-- WORK TO BE COMPLETED --
Below are entries to be transcribed exactly; exclude the pictures from the copy.

-- Collection entries --
- - - - - - -

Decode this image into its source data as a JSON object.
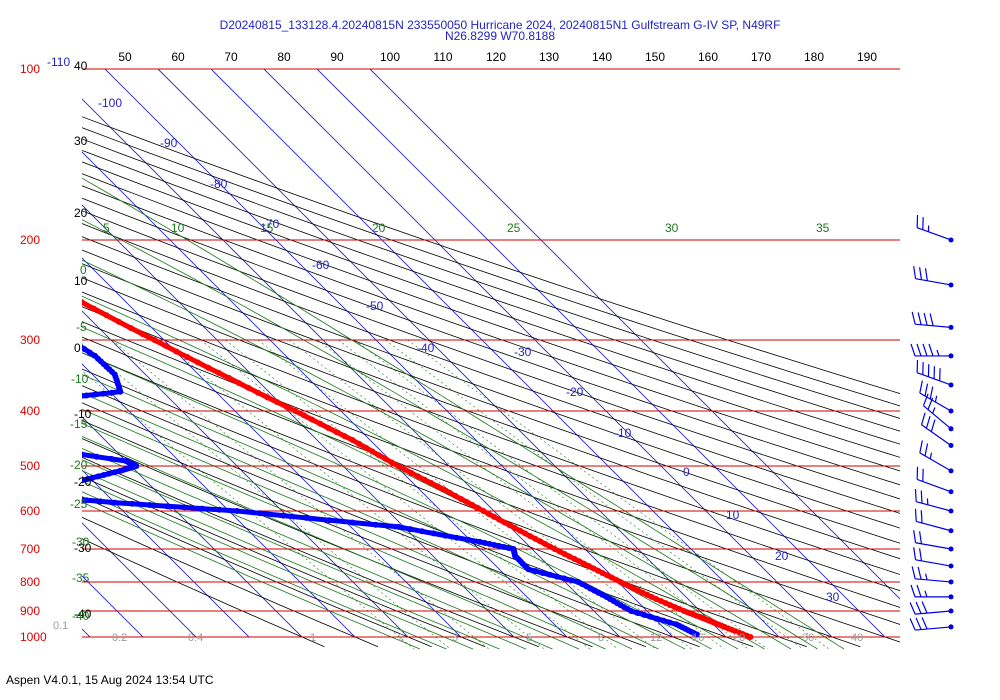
{
  "title": {
    "line1": "D20240815_133128.4.20240815N 233550050 Hurricane 2024, 20240815N1 Gulfstream G-IV SP, N49RF",
    "line2": "N26.8299 W70.8188"
  },
  "footer": "Aspen V4.0.1, 15 Aug 2024  13:54 UTC",
  "chart_data": {
    "type": "skew-t",
    "pressure_levels": [
      100,
      200,
      300,
      400,
      500,
      600,
      700,
      800,
      900,
      1000
    ],
    "pressure_range": [
      100,
      1000
    ],
    "temp_axis_top": [
      "50",
      "60",
      "70",
      "80",
      "90",
      "100",
      "110",
      "120",
      "130",
      "140",
      "150",
      "160",
      "170",
      "180",
      "190"
    ],
    "temp_axis_top_corner": "-110",
    "left_height_labels": [
      "40",
      "30",
      "20",
      "10",
      "0",
      "-10",
      "-20",
      "-30",
      "-40"
    ],
    "isotherm_labels": [
      "-100",
      "-90",
      "-80",
      "-70",
      "-60",
      "-50",
      "-40",
      "-30",
      "-20",
      "-10",
      "0",
      "10",
      "20",
      "30"
    ],
    "theta_e_labels": [
      "5",
      "10",
      "15",
      "20",
      "25",
      "30",
      "35"
    ],
    "dry_adiabat_labels": [
      "0",
      "-5",
      "-10",
      "-15",
      "-20",
      "-25",
      "-30",
      "-35",
      "-40"
    ],
    "mixing_ratio_labels": [
      "0.1",
      "0.2",
      "0.4",
      "1",
      "2",
      "3",
      "5",
      "8",
      "12",
      "16",
      "20",
      "30",
      "40"
    ],
    "series": [
      {
        "color": "#ff0000",
        "points": [
          [
            210,
            -46.5
          ],
          [
            250,
            -39.5
          ],
          [
            300,
            -31.8
          ],
          [
            350,
            -24.9
          ],
          [
            400,
            -18.6
          ],
          [
            450,
            -13.3
          ],
          [
            500,
            -9.6
          ],
          [
            550,
            -5.4
          ],
          [
            600,
            -2.0
          ],
          [
            650,
            1.2
          ],
          [
            700,
            4.3
          ],
          [
            750,
            7.5
          ],
          [
            800,
            10.5
          ],
          [
            850,
            13.5
          ],
          [
            900,
            17.0
          ],
          [
            930,
            19.5
          ],
          [
            960,
            21.6
          ],
          [
            1000,
            24.6
          ]
        ]
      },
      {
        "color": "#0000ff",
        "points": [
          [
            237,
            -54.0
          ],
          [
            260,
            -53.2
          ],
          [
            290,
            -48.5
          ],
          [
            320,
            -46.0
          ],
          [
            345,
            -45.8
          ],
          [
            370,
            -48.0
          ],
          [
            380,
            -60.5
          ],
          [
            400,
            -71.0
          ],
          [
            420,
            -79.5
          ],
          [
            440,
            -76.0
          ],
          [
            460,
            -76.5
          ],
          [
            490,
            -60.0
          ],
          [
            500,
            -59.0
          ],
          [
            510,
            -63.0
          ],
          [
            530,
            -72.0
          ],
          [
            560,
            -87.0
          ],
          [
            580,
            -70.0
          ],
          [
            600,
            -48.5
          ],
          [
            640,
            -21.0
          ],
          [
            680,
            -8.5
          ],
          [
            700,
            -3.5
          ],
          [
            720,
            -4.5
          ],
          [
            760,
            -4.5
          ],
          [
            800,
            2.5
          ],
          [
            850,
            5.0
          ],
          [
            900,
            7.0
          ],
          [
            950,
            13.0
          ],
          [
            990,
            15.0
          ]
        ]
      }
    ],
    "wind_barbs": [
      {
        "p": 200,
        "dir": 290,
        "kt": 25
      },
      {
        "p": 240,
        "dir": 280,
        "kt": 30
      },
      {
        "p": 285,
        "dir": 275,
        "kt": 40
      },
      {
        "p": 320,
        "dir": 270,
        "kt": 45
      },
      {
        "p": 360,
        "dir": 290,
        "kt": 50
      },
      {
        "p": 400,
        "dir": 300,
        "kt": 35
      },
      {
        "p": 430,
        "dir": 310,
        "kt": 25
      },
      {
        "p": 460,
        "dir": 305,
        "kt": 30
      },
      {
        "p": 510,
        "dir": 300,
        "kt": 25
      },
      {
        "p": 555,
        "dir": 290,
        "kt": 20
      },
      {
        "p": 600,
        "dir": 285,
        "kt": 25
      },
      {
        "p": 650,
        "dir": 285,
        "kt": 20
      },
      {
        "p": 700,
        "dir": 280,
        "kt": 20
      },
      {
        "p": 750,
        "dir": 280,
        "kt": 20
      },
      {
        "p": 800,
        "dir": 275,
        "kt": 25
      },
      {
        "p": 850,
        "dir": 270,
        "kt": 25
      },
      {
        "p": 900,
        "dir": 265,
        "kt": 30
      },
      {
        "p": 960,
        "dir": 265,
        "kt": 30
      }
    ]
  }
}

- - - - - - -

-- WRITTEN SOLUTION --
Decode this image into its source data as a JSON object.
{
  "title": {
    "line1": "D20240815_133128.4.20240815N 233550050 Hurricane 2024, 20240815N1 Gulfstream G-IV SP, N49RF",
    "line2": "N26.8299 W70.8188"
  },
  "footer": "Aspen V4.0.1, 15 Aug 2024  13:54 UTC",
  "chart_data": {
    "type": "skew-t",
    "pressure_levels": [
      100,
      200,
      300,
      400,
      500,
      600,
      700,
      800,
      900,
      1000
    ],
    "pressure_range": [
      100,
      1000
    ],
    "temp_axis_top": [
      "50",
      "60",
      "70",
      "80",
      "90",
      "100",
      "110",
      "120",
      "130",
      "140",
      "150",
      "160",
      "170",
      "180",
      "190"
    ],
    "temp_axis_top_corner": "-110",
    "left_height_labels": [
      "40",
      "30",
      "20",
      "10",
      "0",
      "-10",
      "-20",
      "-30",
      "-40"
    ],
    "isotherm_labels": [
      "-100",
      "-90",
      "-80",
      "-70",
      "-60",
      "-50",
      "-40",
      "-30",
      "-20",
      "-10",
      "0",
      "10",
      "20",
      "30"
    ],
    "theta_e_labels": [
      "5",
      "10",
      "15",
      "20",
      "25",
      "30",
      "35"
    ],
    "dry_adiabat_labels": [
      "0",
      "-5",
      "-10",
      "-15",
      "-20",
      "-25",
      "-30",
      "-35",
      "-40"
    ],
    "mixing_ratio_labels": [
      "0.1",
      "0.2",
      "0.4",
      "1",
      "2",
      "3",
      "5",
      "8",
      "12",
      "16",
      "20",
      "30",
      "40"
    ],
    "series": [
      {
        "color": "#ff0000",
        "points": [
          [
            210,
            -46.5
          ],
          [
            250,
            -39.5
          ],
          [
            300,
            -31.8
          ],
          [
            350,
            -24.9
          ],
          [
            400,
            -18.6
          ],
          [
            450,
            -13.3
          ],
          [
            500,
            -9.6
          ],
          [
            550,
            -5.4
          ],
          [
            600,
            -2.0
          ],
          [
            650,
            1.2
          ],
          [
            700,
            4.3
          ],
          [
            750,
            7.5
          ],
          [
            800,
            10.5
          ],
          [
            850,
            13.5
          ],
          [
            900,
            17.0
          ],
          [
            930,
            19.5
          ],
          [
            960,
            21.6
          ],
          [
            1000,
            24.6
          ]
        ]
      },
      {
        "color": "#0000ff",
        "points": [
          [
            237,
            -54.0
          ],
          [
            260,
            -53.2
          ],
          [
            290,
            -48.5
          ],
          [
            320,
            -46.0
          ],
          [
            345,
            -45.8
          ],
          [
            370,
            -48.0
          ],
          [
            380,
            -60.5
          ],
          [
            400,
            -71.0
          ],
          [
            420,
            -79.5
          ],
          [
            440,
            -76.0
          ],
          [
            460,
            -76.5
          ],
          [
            490,
            -60.0
          ],
          [
            500,
            -59.0
          ],
          [
            510,
            -63.0
          ],
          [
            530,
            -72.0
          ],
          [
            560,
            -87.0
          ],
          [
            580,
            -70.0
          ],
          [
            600,
            -48.5
          ],
          [
            640,
            -21.0
          ],
          [
            680,
            -8.5
          ],
          [
            700,
            -3.5
          ],
          [
            720,
            -4.5
          ],
          [
            760,
            -4.5
          ],
          [
            800,
            2.5
          ],
          [
            850,
            5.0
          ],
          [
            900,
            7.0
          ],
          [
            950,
            13.0
          ],
          [
            990,
            15.0
          ]
        ]
      }
    ],
    "wind_barbs": [
      {
        "p": 200,
        "dir": 290,
        "kt": 25
      },
      {
        "p": 240,
        "dir": 280,
        "kt": 30
      },
      {
        "p": 285,
        "dir": 275,
        "kt": 40
      },
      {
        "p": 320,
        "dir": 270,
        "kt": 45
      },
      {
        "p": 360,
        "dir": 290,
        "kt": 50
      },
      {
        "p": 400,
        "dir": 300,
        "kt": 35
      },
      {
        "p": 430,
        "dir": 310,
        "kt": 25
      },
      {
        "p": 460,
        "dir": 305,
        "kt": 30
      },
      {
        "p": 510,
        "dir": 300,
        "kt": 25
      },
      {
        "p": 555,
        "dir": 290,
        "kt": 20
      },
      {
        "p": 600,
        "dir": 285,
        "kt": 25
      },
      {
        "p": 650,
        "dir": 285,
        "kt": 20
      },
      {
        "p": 700,
        "dir": 280,
        "kt": 20
      },
      {
        "p": 750,
        "dir": 280,
        "kt": 20
      },
      {
        "p": 800,
        "dir": 275,
        "kt": 25
      },
      {
        "p": 850,
        "dir": 270,
        "kt": 25
      },
      {
        "p": 900,
        "dir": 265,
        "kt": 30
      },
      {
        "p": 960,
        "dir": 265,
        "kt": 30
      }
    ]
  }
}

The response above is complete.